DIRECTION>
All entries must be repeated exactly; do not include the pictures.

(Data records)
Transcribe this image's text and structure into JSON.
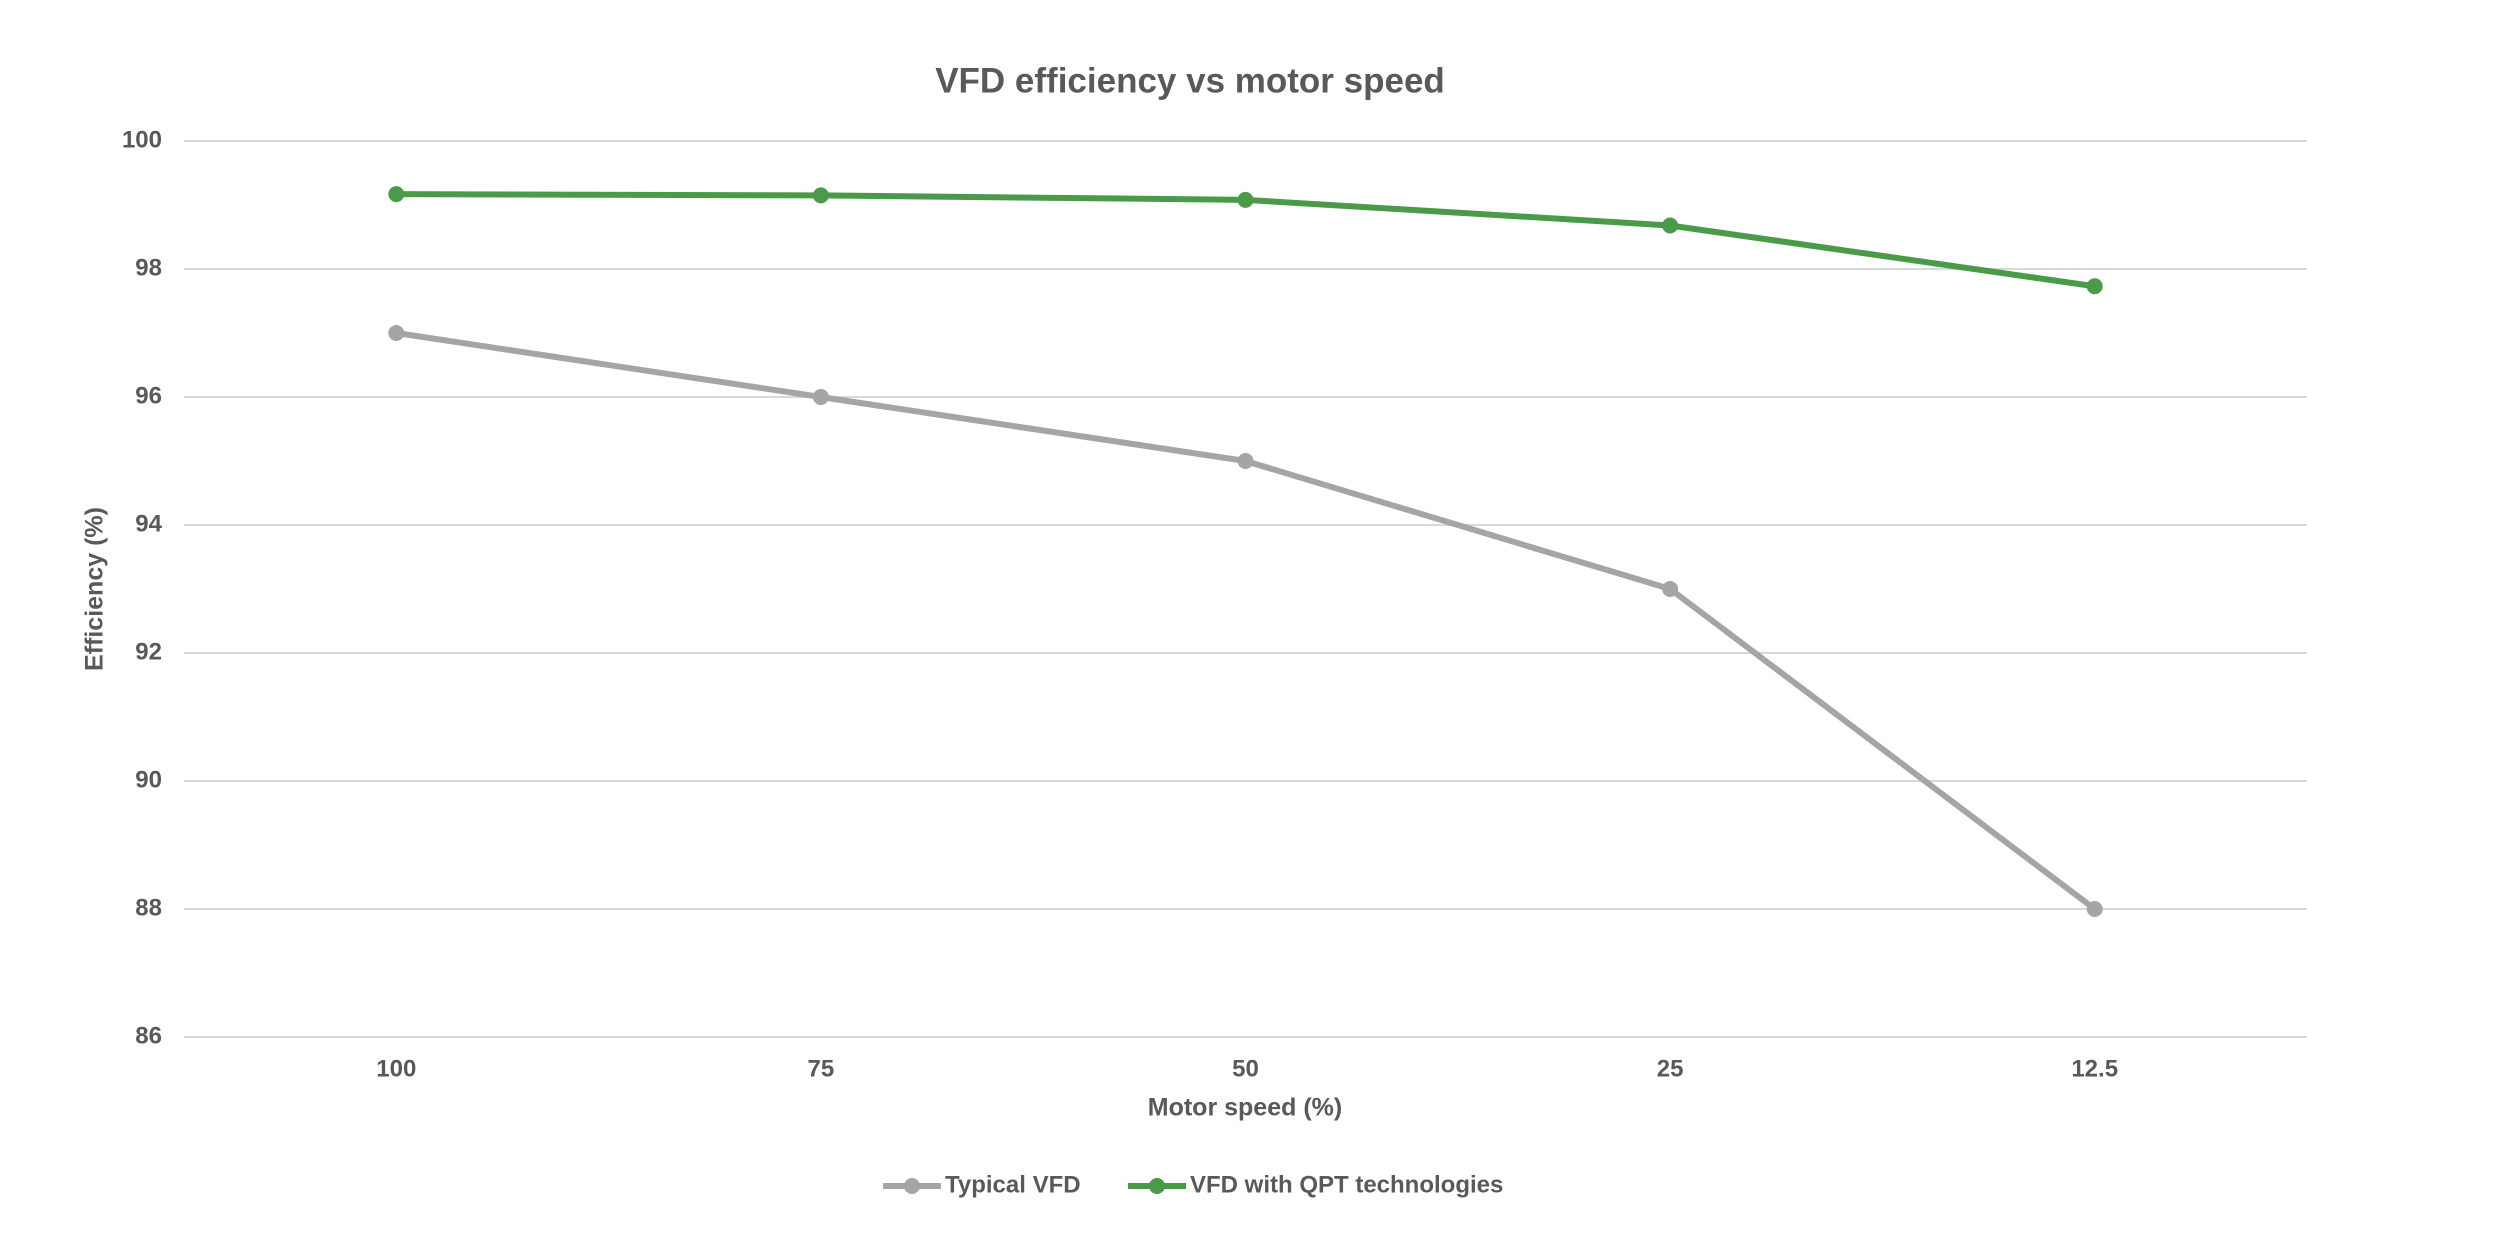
{
  "chart_data": {
    "type": "line",
    "title": "VFD efficiency vs motor speed",
    "x_label": "Motor speed (%)",
    "y_label": "Efficiency (%)",
    "categories": [
      "100",
      "75",
      "50",
      "25",
      "12.5"
    ],
    "series": [
      {
        "name": "Typical VFD",
        "color": "#a5a5a5",
        "values": [
          97,
          96,
          95,
          93,
          88
        ]
      },
      {
        "name": "VFD with QPT technologies",
        "color": "#4a9a4a",
        "values": [
          99.17,
          99.15,
          99.08,
          98.68,
          97.73
        ]
      }
    ],
    "ylim": [
      86,
      100
    ],
    "yticks": [
      86,
      88,
      90,
      92,
      94,
      96,
      98,
      100
    ],
    "grid": true,
    "legend": "bottom"
  }
}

OUTPUT>
Transcribe this image's text and structure into JSON.
{
  "chart_data": {
    "type": "line",
    "title": "VFD efficiency vs motor speed",
    "x_label": "Motor speed (%)",
    "y_label": "Efficiency (%)",
    "categories": [
      "100",
      "75",
      "50",
      "25",
      "12.5"
    ],
    "series": [
      {
        "name": "Typical VFD",
        "color": "#a5a5a5",
        "values": [
          97,
          96,
          95,
          93,
          88
        ]
      },
      {
        "name": "VFD with QPT technologies",
        "color": "#4a9a4a",
        "values": [
          99.17,
          99.15,
          99.08,
          98.68,
          97.73
        ]
      }
    ],
    "ylim": [
      86,
      100
    ],
    "yticks": [
      86,
      88,
      90,
      92,
      94,
      96,
      98,
      100
    ],
    "grid": true,
    "legend": "bottom"
  }
}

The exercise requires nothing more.